» **Challenge**
Pick out the lines below with "Group" and list them.

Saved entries
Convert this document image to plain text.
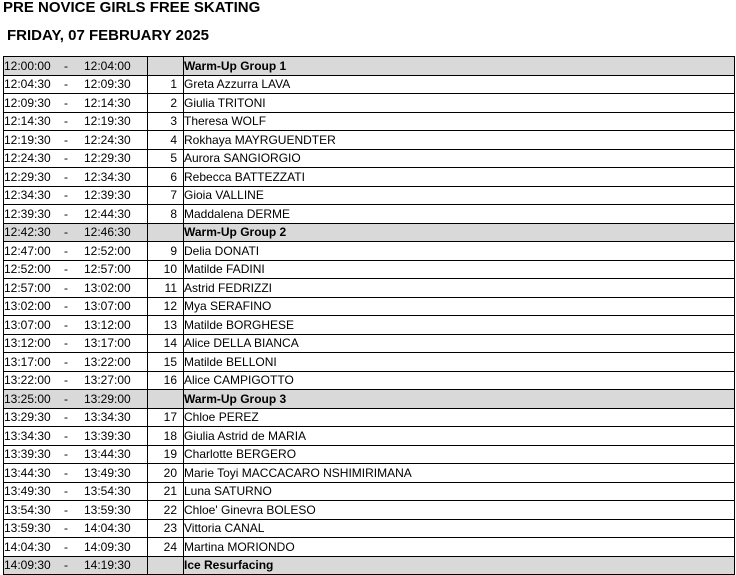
PRE NOVICE GIRLS FREE SKATING
FRIDAY, 07 FEBRUARY 2025
12:00:00 - 12:04:00		Warm-Up Group 1
12:04:30 - 12:09:30	1	Greta Azzurra LAVA
12:09:30 - 12:14:30	2	Giulia TRITONI
12:14:30 - 12:19:30	3	Theresa WOLF
12:19:30 - 12:24:30	4	Rokhaya MAYRGUENDTER
12:24:30 - 12:29:30	5	Aurora SANGIORGIO
12:29:30 - 12:34:30	6	Rebecca BATTEZZATI
12:34:30 - 12:39:30	7	Gioia VALLINE
12:39:30 - 12:44:30	8	Maddalena DERME
12:42:30 - 12:46:30		Warm-Up Group 2
12:47:00 - 12:52:00	9	Delia DONATI
12:52:00 - 12:57:00	10	Matilde FADINI
12:57:00 - 13:02:00	11	Astrid FEDRIZZI
13:02:00 - 13:07:00	12	Mya SERAFINO
13:07:00 - 13:12:00	13	Matilde BORGHESE
13:12:00 - 13:17:00	14	Alice DELLA BIANCA
13:17:00 - 13:22:00	15	Matilde BELLONI
13:22:00 - 13:27:00	16	Alice CAMPIGOTTO
13:25:00 - 13:29:00		Warm-Up Group 3
13:29:30 - 13:34:30	17	Chloe PEREZ
13:34:30 - 13:39:30	18	Giulia Astrid de MARIA
13:39:30 - 13:44:30	19	Charlotte BERGERO
13:44:30 - 13:49:30	20	Marie Toyi MACCACARO NSHIMIRIMANA
13:49:30 - 13:54:30	21	Luna SATURNO
13:54:30 - 13:59:30	22	Chloe' Ginevra BOLESO
13:59:30 - 14:04:30	23	Vittoria CANAL
14:04:30 - 14:09:30	24	Martina MORIONDO
14:09:30 - 14:19:30		Ice Resurfacing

» **Worked solution**
12:00:00 - 12:04:00		Warm-Up Group 1
12:42:30 - 12:46:30		Warm-Up Group 2
13:25:00 - 13:29:00		Warm-Up Group 3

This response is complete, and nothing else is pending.